- WRITTEN EXERCISE: Leaving out the pictures, retype all the material exactly.

*** GIVEN RECORDS ***

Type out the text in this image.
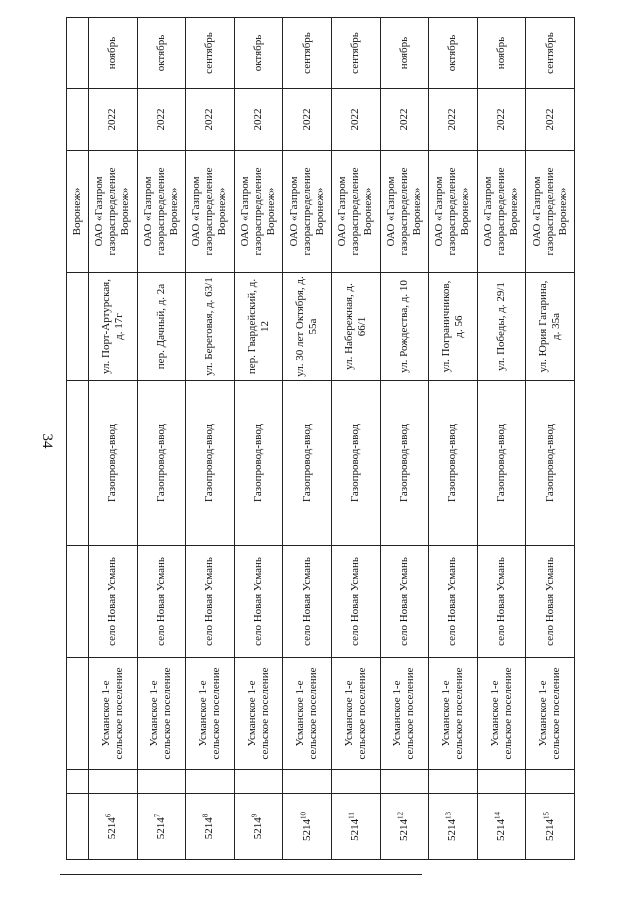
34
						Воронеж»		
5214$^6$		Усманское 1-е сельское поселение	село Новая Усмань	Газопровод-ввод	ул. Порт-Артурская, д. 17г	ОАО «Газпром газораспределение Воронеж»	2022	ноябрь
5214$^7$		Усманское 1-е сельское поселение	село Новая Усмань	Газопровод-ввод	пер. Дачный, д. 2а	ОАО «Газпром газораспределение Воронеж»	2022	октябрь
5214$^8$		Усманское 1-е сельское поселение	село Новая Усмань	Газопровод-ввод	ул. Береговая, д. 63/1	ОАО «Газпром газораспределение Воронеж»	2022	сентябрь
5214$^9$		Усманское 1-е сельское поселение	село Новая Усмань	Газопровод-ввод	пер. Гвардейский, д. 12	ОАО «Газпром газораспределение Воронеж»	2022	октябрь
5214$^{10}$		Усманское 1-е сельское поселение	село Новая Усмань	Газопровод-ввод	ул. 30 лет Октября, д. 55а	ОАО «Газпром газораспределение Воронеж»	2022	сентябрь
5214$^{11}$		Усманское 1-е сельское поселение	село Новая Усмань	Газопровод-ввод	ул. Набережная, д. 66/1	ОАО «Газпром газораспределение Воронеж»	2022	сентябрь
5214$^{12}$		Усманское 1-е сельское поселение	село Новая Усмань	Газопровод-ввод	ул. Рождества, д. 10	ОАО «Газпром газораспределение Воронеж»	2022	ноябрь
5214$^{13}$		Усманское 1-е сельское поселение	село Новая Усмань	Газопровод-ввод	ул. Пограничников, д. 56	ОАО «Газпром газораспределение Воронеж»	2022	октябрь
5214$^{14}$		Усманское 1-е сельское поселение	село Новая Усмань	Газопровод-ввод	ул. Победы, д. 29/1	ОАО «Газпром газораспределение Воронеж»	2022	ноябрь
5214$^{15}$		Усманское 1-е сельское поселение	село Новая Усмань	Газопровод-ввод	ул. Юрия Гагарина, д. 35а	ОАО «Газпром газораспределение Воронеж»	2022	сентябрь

***

- SOLUTION TO THE EXERCISE:
Type out the text in this image.
34
						Воронеж»		
5214$^6$		Усманское 1-е сельское поселение	село Новая Усмань	Газопровод-ввод	ул. Порт-Артурская, д. 17г	ОАО «Газпром газораспределение Воронеж»	2022	ноябрь
5214$^7$		Усманское 1-е сельское поселение	село Новая Усмань	Газопровод-ввод	пер. Дачный, д. 2а	ОАО «Газпром газораспределение Воронеж»	2022	октябрь
5214$^8$		Усманское 1-е сельское поселение	село Новая Усмань	Газопровод-ввод	ул. Береговая, д. 63/1	ОАО «Газпром газораспределение Воронеж»	2022	сентябрь
5214$^9$		Усманское 1-е сельское поселение	село Новая Усмань	Газопровод-ввод	пер. Гвардейский, д. 12	ОАО «Газпром газораспределение Воронеж»	2022	октябрь
5214$^{10}$		Усманское 1-е сельское поселение	село Новая Усмань	Газопровод-ввод	ул. 30 лет Октября, д. 55а	ОАО «Газпром газораспределение Воронеж»	2022	сентябрь
5214$^{11}$		Усманское 1-е сельское поселение	село Новая Усмань	Газопровод-ввод	ул. Набережная, д. 66/1	ОАО «Газпром газораспределение Воронеж»	2022	сентябрь
5214$^{12}$		Усманское 1-е сельское поселение	село Новая Усмань	Газопровод-ввод	ул. Рождества, д. 10	ОАО «Газпром газораспределение Воронеж»	2022	ноябрь
5214$^{13}$		Усманское 1-е сельское поселение	село Новая Усмань	Газопровод-ввод	ул. Пограничников, д. 56	ОАО «Газпром газораспределение Воронеж»	2022	октябрь
5214$^{14}$		Усманское 1-е сельское поселение	село Новая Усмань	Газопровод-ввод	ул. Победы, д. 29/1	ОАО «Газпром газораспределение Воронеж»	2022	ноябрь
5214$^{15}$		Усманское 1-е сельское поселение	село Новая Усмань	Газопровод-ввод	ул. Юрия Гагарина, д. 35а	ОАО «Газпром газораспределение Воронеж»	2022	сентябрь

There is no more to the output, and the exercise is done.